Repeat the whole listing exactly as written.
>> START ENTRIES PROVIDED
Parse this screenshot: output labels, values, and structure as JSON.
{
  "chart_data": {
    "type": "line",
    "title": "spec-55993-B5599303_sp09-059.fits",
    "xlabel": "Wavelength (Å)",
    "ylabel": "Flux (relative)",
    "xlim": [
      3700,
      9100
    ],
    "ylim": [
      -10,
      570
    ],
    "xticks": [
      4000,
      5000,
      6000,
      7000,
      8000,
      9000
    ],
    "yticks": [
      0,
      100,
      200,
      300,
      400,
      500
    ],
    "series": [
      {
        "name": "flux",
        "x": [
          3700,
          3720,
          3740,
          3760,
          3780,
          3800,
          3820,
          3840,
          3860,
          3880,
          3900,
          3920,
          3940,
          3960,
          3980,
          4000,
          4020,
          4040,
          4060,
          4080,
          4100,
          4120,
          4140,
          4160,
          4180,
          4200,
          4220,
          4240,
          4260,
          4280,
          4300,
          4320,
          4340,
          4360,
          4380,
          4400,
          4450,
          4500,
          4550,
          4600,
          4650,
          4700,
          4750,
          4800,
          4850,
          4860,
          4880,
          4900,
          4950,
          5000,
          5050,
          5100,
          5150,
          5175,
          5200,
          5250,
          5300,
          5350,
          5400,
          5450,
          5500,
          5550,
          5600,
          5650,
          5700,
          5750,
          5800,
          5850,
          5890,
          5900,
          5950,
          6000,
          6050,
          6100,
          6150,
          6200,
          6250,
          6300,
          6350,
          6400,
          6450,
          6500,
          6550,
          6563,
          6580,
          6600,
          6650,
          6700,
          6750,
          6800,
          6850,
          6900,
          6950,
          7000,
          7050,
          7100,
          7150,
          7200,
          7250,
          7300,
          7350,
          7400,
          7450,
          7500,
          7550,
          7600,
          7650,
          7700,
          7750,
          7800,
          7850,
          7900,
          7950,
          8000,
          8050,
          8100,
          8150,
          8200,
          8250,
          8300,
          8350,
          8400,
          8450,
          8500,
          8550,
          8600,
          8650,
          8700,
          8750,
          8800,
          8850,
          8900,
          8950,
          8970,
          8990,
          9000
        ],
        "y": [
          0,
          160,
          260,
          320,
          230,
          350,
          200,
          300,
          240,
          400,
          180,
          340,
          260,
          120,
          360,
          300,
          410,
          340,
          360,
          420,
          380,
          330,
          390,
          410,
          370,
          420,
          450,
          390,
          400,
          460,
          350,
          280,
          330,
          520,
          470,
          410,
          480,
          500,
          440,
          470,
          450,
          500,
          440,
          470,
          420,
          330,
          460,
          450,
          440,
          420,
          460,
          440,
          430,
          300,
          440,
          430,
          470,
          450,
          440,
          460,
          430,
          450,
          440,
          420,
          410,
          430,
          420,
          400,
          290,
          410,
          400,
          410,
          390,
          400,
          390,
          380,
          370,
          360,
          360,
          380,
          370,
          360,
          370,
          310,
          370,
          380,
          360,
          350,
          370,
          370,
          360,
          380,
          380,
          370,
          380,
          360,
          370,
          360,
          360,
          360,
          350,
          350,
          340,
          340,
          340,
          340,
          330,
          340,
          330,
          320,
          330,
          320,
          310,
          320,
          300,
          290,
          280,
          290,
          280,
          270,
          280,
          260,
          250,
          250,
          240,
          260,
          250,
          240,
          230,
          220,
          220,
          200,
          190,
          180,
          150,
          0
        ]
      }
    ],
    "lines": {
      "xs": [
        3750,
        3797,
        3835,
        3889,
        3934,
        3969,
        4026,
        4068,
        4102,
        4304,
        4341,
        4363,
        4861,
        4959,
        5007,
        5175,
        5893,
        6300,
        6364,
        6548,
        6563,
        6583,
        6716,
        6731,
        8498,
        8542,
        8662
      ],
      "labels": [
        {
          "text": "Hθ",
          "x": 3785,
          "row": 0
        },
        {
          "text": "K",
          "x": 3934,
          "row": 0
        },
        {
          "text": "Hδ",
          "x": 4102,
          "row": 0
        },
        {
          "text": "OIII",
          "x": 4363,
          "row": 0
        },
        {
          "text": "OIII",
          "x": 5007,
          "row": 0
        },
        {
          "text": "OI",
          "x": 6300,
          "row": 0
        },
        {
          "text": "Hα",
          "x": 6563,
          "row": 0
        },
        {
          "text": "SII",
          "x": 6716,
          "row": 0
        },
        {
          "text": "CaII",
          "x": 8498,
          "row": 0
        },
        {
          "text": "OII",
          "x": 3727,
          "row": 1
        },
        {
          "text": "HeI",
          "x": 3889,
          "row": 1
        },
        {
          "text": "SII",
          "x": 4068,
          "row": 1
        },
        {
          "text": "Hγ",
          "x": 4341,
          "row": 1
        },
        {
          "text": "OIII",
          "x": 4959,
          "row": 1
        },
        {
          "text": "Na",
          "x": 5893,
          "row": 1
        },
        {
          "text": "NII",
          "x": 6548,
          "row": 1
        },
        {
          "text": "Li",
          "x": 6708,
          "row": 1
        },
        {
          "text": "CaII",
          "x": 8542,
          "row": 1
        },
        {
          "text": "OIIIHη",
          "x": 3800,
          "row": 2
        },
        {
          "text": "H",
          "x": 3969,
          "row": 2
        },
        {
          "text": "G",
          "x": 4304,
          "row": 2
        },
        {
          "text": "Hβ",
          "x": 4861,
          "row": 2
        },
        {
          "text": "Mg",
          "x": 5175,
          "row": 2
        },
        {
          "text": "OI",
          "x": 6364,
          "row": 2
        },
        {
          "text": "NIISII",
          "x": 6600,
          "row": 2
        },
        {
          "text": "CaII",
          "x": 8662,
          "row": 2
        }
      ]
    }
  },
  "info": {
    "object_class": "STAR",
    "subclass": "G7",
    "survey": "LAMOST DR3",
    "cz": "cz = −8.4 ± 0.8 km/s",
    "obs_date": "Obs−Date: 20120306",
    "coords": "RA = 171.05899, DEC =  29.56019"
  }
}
>> END ENTRIES PROVIDED
▸ **TASK OUTPUT**
Parse this screenshot: output labels, values, and structure as JSON.
{
  "chart_data": {
    "type": "line",
    "title": "spec-55993-B5599303_sp09-059.fits",
    "xlabel": "Wavelength (Å)",
    "ylabel": "Flux (relative)",
    "xlim": [
      3700,
      9100
    ],
    "ylim": [
      -10,
      570
    ],
    "xticks": [
      4000,
      5000,
      6000,
      7000,
      8000,
      9000
    ],
    "yticks": [
      0,
      100,
      200,
      300,
      400,
      500
    ],
    "series": [
      {
        "name": "flux",
        "x": [
          3700,
          3720,
          3740,
          3760,
          3780,
          3800,
          3820,
          3840,
          3860,
          3880,
          3900,
          3920,
          3940,
          3960,
          3980,
          4000,
          4020,
          4040,
          4060,
          4080,
          4100,
          4120,
          4140,
          4160,
          4180,
          4200,
          4220,
          4240,
          4260,
          4280,
          4300,
          4320,
          4340,
          4360,
          4380,
          4400,
          4450,
          4500,
          4550,
          4600,
          4650,
          4700,
          4750,
          4800,
          4850,
          4860,
          4880,
          4900,
          4950,
          5000,
          5050,
          5100,
          5150,
          5175,
          5200,
          5250,
          5300,
          5350,
          5400,
          5450,
          5500,
          5550,
          5600,
          5650,
          5700,
          5750,
          5800,
          5850,
          5890,
          5900,
          5950,
          6000,
          6050,
          6100,
          6150,
          6200,
          6250,
          6300,
          6350,
          6400,
          6450,
          6500,
          6550,
          6563,
          6580,
          6600,
          6650,
          6700,
          6750,
          6800,
          6850,
          6900,
          6950,
          7000,
          7050,
          7100,
          7150,
          7200,
          7250,
          7300,
          7350,
          7400,
          7450,
          7500,
          7550,
          7600,
          7650,
          7700,
          7750,
          7800,
          7850,
          7900,
          7950,
          8000,
          8050,
          8100,
          8150,
          8200,
          8250,
          8300,
          8350,
          8400,
          8450,
          8500,
          8550,
          8600,
          8650,
          8700,
          8750,
          8800,
          8850,
          8900,
          8950,
          8970,
          8990,
          9000
        ],
        "y": [
          0,
          160,
          260,
          320,
          230,
          350,
          200,
          300,
          240,
          400,
          180,
          340,
          260,
          120,
          360,
          300,
          410,
          340,
          360,
          420,
          380,
          330,
          390,
          410,
          370,
          420,
          450,
          390,
          400,
          460,
          350,
          280,
          330,
          520,
          470,
          410,
          480,
          500,
          440,
          470,
          450,
          500,
          440,
          470,
          420,
          330,
          460,
          450,
          440,
          420,
          460,
          440,
          430,
          300,
          440,
          430,
          470,
          450,
          440,
          460,
          430,
          450,
          440,
          420,
          410,
          430,
          420,
          400,
          290,
          410,
          400,
          410,
          390,
          400,
          390,
          380,
          370,
          360,
          360,
          380,
          370,
          360,
          370,
          310,
          370,
          380,
          360,
          350,
          370,
          370,
          360,
          380,
          380,
          370,
          380,
          360,
          370,
          360,
          360,
          360,
          350,
          350,
          340,
          340,
          340,
          340,
          330,
          340,
          330,
          320,
          330,
          320,
          310,
          320,
          300,
          290,
          280,
          290,
          280,
          270,
          280,
          260,
          250,
          250,
          240,
          260,
          250,
          240,
          230,
          220,
          220,
          200,
          190,
          180,
          150,
          0
        ]
      }
    ],
    "lines": {
      "xs": [
        3750,
        3797,
        3835,
        3889,
        3934,
        3969,
        4026,
        4068,
        4102,
        4304,
        4341,
        4363,
        4861,
        4959,
        5007,
        5175,
        5893,
        6300,
        6364,
        6548,
        6563,
        6583,
        6716,
        6731,
        8498,
        8542,
        8662
      ],
      "labels": [
        {
          "text": "Hθ",
          "x": 3785,
          "row": 0
        },
        {
          "text": "K",
          "x": 3934,
          "row": 0
        },
        {
          "text": "Hδ",
          "x": 4102,
          "row": 0
        },
        {
          "text": "OIII",
          "x": 4363,
          "row": 0
        },
        {
          "text": "OIII",
          "x": 5007,
          "row": 0
        },
        {
          "text": "OI",
          "x": 6300,
          "row": 0
        },
        {
          "text": "Hα",
          "x": 6563,
          "row": 0
        },
        {
          "text": "SII",
          "x": 6716,
          "row": 0
        },
        {
          "text": "CaII",
          "x": 8498,
          "row": 0
        },
        {
          "text": "OII",
          "x": 3727,
          "row": 1
        },
        {
          "text": "HeI",
          "x": 3889,
          "row": 1
        },
        {
          "text": "SII",
          "x": 4068,
          "row": 1
        },
        {
          "text": "Hγ",
          "x": 4341,
          "row": 1
        },
        {
          "text": "OIII",
          "x": 4959,
          "row": 1
        },
        {
          "text": "Na",
          "x": 5893,
          "row": 1
        },
        {
          "text": "NII",
          "x": 6548,
          "row": 1
        },
        {
          "text": "Li",
          "x": 6708,
          "row": 1
        },
        {
          "text": "CaII",
          "x": 8542,
          "row": 1
        },
        {
          "text": "OIIIHη",
          "x": 3800,
          "row": 2
        },
        {
          "text": "H",
          "x": 3969,
          "row": 2
        },
        {
          "text": "G",
          "x": 4304,
          "row": 2
        },
        {
          "text": "Hβ",
          "x": 4861,
          "row": 2
        },
        {
          "text": "Mg",
          "x": 5175,
          "row": 2
        },
        {
          "text": "OI",
          "x": 6364,
          "row": 2
        },
        {
          "text": "NIISII",
          "x": 6600,
          "row": 2
        },
        {
          "text": "CaII",
          "x": 8662,
          "row": 2
        }
      ]
    }
  },
  "info": {
    "object_class": "STAR",
    "subclass": "G7",
    "survey": "LAMOST DR3",
    "cz": "cz = −8.4 ± 0.8 km/s",
    "obs_date": "Obs−Date: 20120306",
    "coords": "RA = 171.05899, DEC =  29.56019"
  }
}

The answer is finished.